= Problem to solve =
Output the full listing below exactly, without the pictures.

..............................

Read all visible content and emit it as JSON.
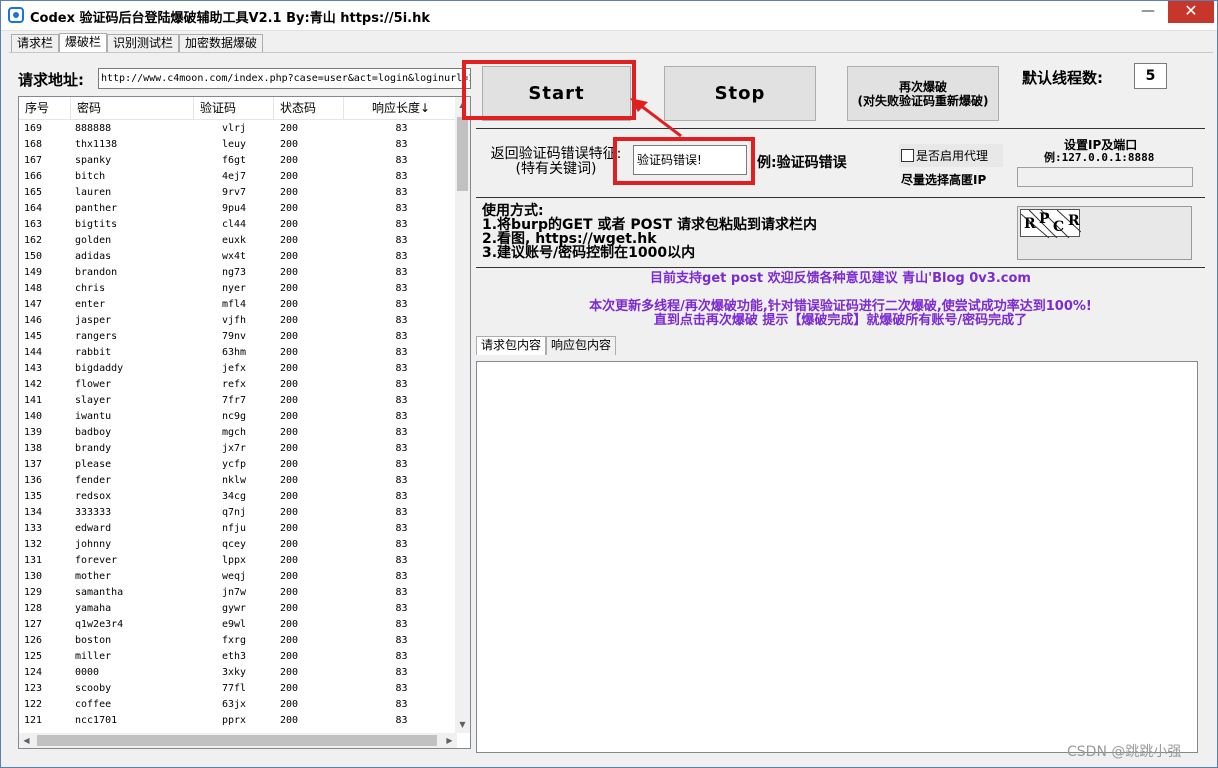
{
  "window": {
    "title": "Codex 验证码后台登陆爆破辅助工具V2.1  By:青山 https://5i.hk",
    "min_glyph": "—",
    "max_glyph": "☐",
    "close_glyph": "✕"
  },
  "tabs": [
    "请求栏",
    "爆破栏",
    "识别测试栏",
    "加密数据爆破"
  ],
  "active_tab": 1,
  "request": {
    "url_label": "请求地址:",
    "url_value": "http://www.c4moon.com/index.php?case=user&act=login&loginurl=1"
  },
  "table": {
    "columns": [
      "序号",
      "密码",
      "验证码",
      "状态码",
      "响应长度↓"
    ],
    "rows": [
      [
        "169",
        "888888",
        "vlrj",
        "200",
        "83"
      ],
      [
        "168",
        "thx1138",
        "leuy",
        "200",
        "83"
      ],
      [
        "167",
        "spanky",
        "f6gt",
        "200",
        "83"
      ],
      [
        "166",
        "bitch",
        "4ej7",
        "200",
        "83"
      ],
      [
        "165",
        "lauren",
        "9rv7",
        "200",
        "83"
      ],
      [
        "164",
        "panther",
        "9pu4",
        "200",
        "83"
      ],
      [
        "163",
        "bigtits",
        "cl44",
        "200",
        "83"
      ],
      [
        "162",
        "golden",
        "euxk",
        "200",
        "83"
      ],
      [
        "150",
        "adidas",
        "wx4t",
        "200",
        "83"
      ],
      [
        "149",
        "brandon",
        "ng73",
        "200",
        "83"
      ],
      [
        "148",
        "chris",
        "nyer",
        "200",
        "83"
      ],
      [
        "147",
        "enter",
        "mfl4",
        "200",
        "83"
      ],
      [
        "146",
        "jasper",
        "vjfh",
        "200",
        "83"
      ],
      [
        "145",
        "rangers",
        "79nv",
        "200",
        "83"
      ],
      [
        "144",
        "rabbit",
        "63hm",
        "200",
        "83"
      ],
      [
        "143",
        "bigdaddy",
        "jefx",
        "200",
        "83"
      ],
      [
        "142",
        "flower",
        "refx",
        "200",
        "83"
      ],
      [
        "141",
        "slayer",
        "7fr7",
        "200",
        "83"
      ],
      [
        "140",
        "iwantu",
        "nc9g",
        "200",
        "83"
      ],
      [
        "139",
        "badboy",
        "mgch",
        "200",
        "83"
      ],
      [
        "138",
        "brandy",
        "jx7r",
        "200",
        "83"
      ],
      [
        "137",
        "please",
        "ycfp",
        "200",
        "83"
      ],
      [
        "136",
        "fender",
        "nklw",
        "200",
        "83"
      ],
      [
        "135",
        "redsox",
        "34cg",
        "200",
        "83"
      ],
      [
        "134",
        "333333",
        "q7nj",
        "200",
        "83"
      ],
      [
        "133",
        "edward",
        "nfju",
        "200",
        "83"
      ],
      [
        "132",
        "johnny",
        "qcey",
        "200",
        "83"
      ],
      [
        "131",
        "forever",
        "lppx",
        "200",
        "83"
      ],
      [
        "130",
        "mother",
        "weqj",
        "200",
        "83"
      ],
      [
        "129",
        "samantha",
        "jn7w",
        "200",
        "83"
      ],
      [
        "128",
        "yamaha",
        "gywr",
        "200",
        "83"
      ],
      [
        "127",
        "q1w2e3r4",
        "e9wl",
        "200",
        "83"
      ],
      [
        "126",
        "boston",
        "fxrg",
        "200",
        "83"
      ],
      [
        "125",
        "miller",
        "eth3",
        "200",
        "83"
      ],
      [
        "124",
        "0000",
        "3xky",
        "200",
        "83"
      ],
      [
        "123",
        "scooby",
        "77fl",
        "200",
        "83"
      ],
      [
        "122",
        "coffee",
        "63jx",
        "200",
        "83"
      ],
      [
        "121",
        "ncc1701",
        "pprx",
        "200",
        "83"
      ]
    ]
  },
  "controls": {
    "start_label": "Start",
    "stop_label": "Stop",
    "retry_line1": "再次爆破",
    "retry_line2": "(对失败验证码重新爆破)",
    "thread_label": "默认线程数:",
    "thread_value": "5"
  },
  "error_feature": {
    "label_line1": "返回验证码错误特征:",
    "label_line2": "(特有关键词)",
    "value": "验证码错误!",
    "example": "例:验证码错误"
  },
  "proxy": {
    "checkbox_label": "是否启用代理",
    "tip": "尽量选择高匿IP",
    "ip_title": "设置IP及端口",
    "ip_example": "例:127.0.0.1:8888",
    "ip_value": ""
  },
  "usage": {
    "title": "使用方式:",
    "line1": "1.将burp的GET 或者 POST 请求包粘贴到请求栏内",
    "line2": "2.看图, https://wget.hk",
    "line3": "3.建议账号/密码控制在1000以内"
  },
  "captcha_text": "RPCR",
  "notices": {
    "line1": "目前支持get post 欢迎反馈各种意见建议 青山'Blog 0v3.com",
    "line2": "本次更新多线程/再次爆破功能,针对错误验证码进行二次爆破,使尝试成功率达到100%!",
    "line3": "直到点击再次爆破 提示【爆破完成】就爆破所有账号/密码完成了",
    "color": "#7b2bd0"
  },
  "subtabs": [
    "请求包内容",
    "响应包内容"
  ],
  "active_subtab": 0,
  "watermark": "CSDN @跳跳小强",
  "colors": {
    "annotation_red": "#e02020",
    "close_red": "#c7362b"
  }
}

..............................

= Completed exercise =
Read all visible content and emit it as JSON.
{
  "window": {
    "title": "Codex 验证码后台登陆爆破辅助工具V2.1  By:青山 https://5i.hk",
    "min_glyph": "—",
    "max_glyph": "☐",
    "close_glyph": "✕"
  },
  "tabs": [
    "请求栏",
    "爆破栏",
    "识别测试栏",
    "加密数据爆破"
  ],
  "active_tab": 1,
  "request": {
    "url_label": "请求地址:",
    "url_value": "http://www.c4moon.com/index.php?case=user&act=login&loginurl=1"
  },
  "table": {
    "columns": [
      "序号",
      "密码",
      "验证码",
      "状态码",
      "响应长度↓"
    ],
    "rows": [
      [
        "169",
        "888888",
        "vlrj",
        "200",
        "83"
      ],
      [
        "168",
        "thx1138",
        "leuy",
        "200",
        "83"
      ],
      [
        "167",
        "spanky",
        "f6gt",
        "200",
        "83"
      ],
      [
        "166",
        "bitch",
        "4ej7",
        "200",
        "83"
      ],
      [
        "165",
        "lauren",
        "9rv7",
        "200",
        "83"
      ],
      [
        "164",
        "panther",
        "9pu4",
        "200",
        "83"
      ],
      [
        "163",
        "bigtits",
        "cl44",
        "200",
        "83"
      ],
      [
        "162",
        "golden",
        "euxk",
        "200",
        "83"
      ],
      [
        "150",
        "adidas",
        "wx4t",
        "200",
        "83"
      ],
      [
        "149",
        "brandon",
        "ng73",
        "200",
        "83"
      ],
      [
        "148",
        "chris",
        "nyer",
        "200",
        "83"
      ],
      [
        "147",
        "enter",
        "mfl4",
        "200",
        "83"
      ],
      [
        "146",
        "jasper",
        "vjfh",
        "200",
        "83"
      ],
      [
        "145",
        "rangers",
        "79nv",
        "200",
        "83"
      ],
      [
        "144",
        "rabbit",
        "63hm",
        "200",
        "83"
      ],
      [
        "143",
        "bigdaddy",
        "jefx",
        "200",
        "83"
      ],
      [
        "142",
        "flower",
        "refx",
        "200",
        "83"
      ],
      [
        "141",
        "slayer",
        "7fr7",
        "200",
        "83"
      ],
      [
        "140",
        "iwantu",
        "nc9g",
        "200",
        "83"
      ],
      [
        "139",
        "badboy",
        "mgch",
        "200",
        "83"
      ],
      [
        "138",
        "brandy",
        "jx7r",
        "200",
        "83"
      ],
      [
        "137",
        "please",
        "ycfp",
        "200",
        "83"
      ],
      [
        "136",
        "fender",
        "nklw",
        "200",
        "83"
      ],
      [
        "135",
        "redsox",
        "34cg",
        "200",
        "83"
      ],
      [
        "134",
        "333333",
        "q7nj",
        "200",
        "83"
      ],
      [
        "133",
        "edward",
        "nfju",
        "200",
        "83"
      ],
      [
        "132",
        "johnny",
        "qcey",
        "200",
        "83"
      ],
      [
        "131",
        "forever",
        "lppx",
        "200",
        "83"
      ],
      [
        "130",
        "mother",
        "weqj",
        "200",
        "83"
      ],
      [
        "129",
        "samantha",
        "jn7w",
        "200",
        "83"
      ],
      [
        "128",
        "yamaha",
        "gywr",
        "200",
        "83"
      ],
      [
        "127",
        "q1w2e3r4",
        "e9wl",
        "200",
        "83"
      ],
      [
        "126",
        "boston",
        "fxrg",
        "200",
        "83"
      ],
      [
        "125",
        "miller",
        "eth3",
        "200",
        "83"
      ],
      [
        "124",
        "0000",
        "3xky",
        "200",
        "83"
      ],
      [
        "123",
        "scooby",
        "77fl",
        "200",
        "83"
      ],
      [
        "122",
        "coffee",
        "63jx",
        "200",
        "83"
      ],
      [
        "121",
        "ncc1701",
        "pprx",
        "200",
        "83"
      ]
    ]
  },
  "controls": {
    "start_label": "Start",
    "stop_label": "Stop",
    "retry_line1": "再次爆破",
    "retry_line2": "(对失败验证码重新爆破)",
    "thread_label": "默认线程数:",
    "thread_value": "5"
  },
  "error_feature": {
    "label_line1": "返回验证码错误特征:",
    "label_line2": "(特有关键词)",
    "value": "验证码错误!",
    "example": "例:验证码错误"
  },
  "proxy": {
    "checkbox_label": "是否启用代理",
    "tip": "尽量选择高匿IP",
    "ip_title": "设置IP及端口",
    "ip_example": "例:127.0.0.1:8888",
    "ip_value": ""
  },
  "usage": {
    "title": "使用方式:",
    "line1": "1.将burp的GET 或者 POST 请求包粘贴到请求栏内",
    "line2": "2.看图, https://wget.hk",
    "line3": "3.建议账号/密码控制在1000以内"
  },
  "captcha_text": "RPCR",
  "notices": {
    "line1": "目前支持get post 欢迎反馈各种意见建议 青山'Blog 0v3.com",
    "line2": "本次更新多线程/再次爆破功能,针对错误验证码进行二次爆破,使尝试成功率达到100%!",
    "line3": "直到点击再次爆破 提示【爆破完成】就爆破所有账号/密码完成了",
    "color": "#7b2bd0"
  },
  "subtabs": [
    "请求包内容",
    "响应包内容"
  ],
  "active_subtab": 0,
  "watermark": "CSDN @跳跳小强",
  "colors": {
    "annotation_red": "#e02020",
    "close_red": "#c7362b"
  }
}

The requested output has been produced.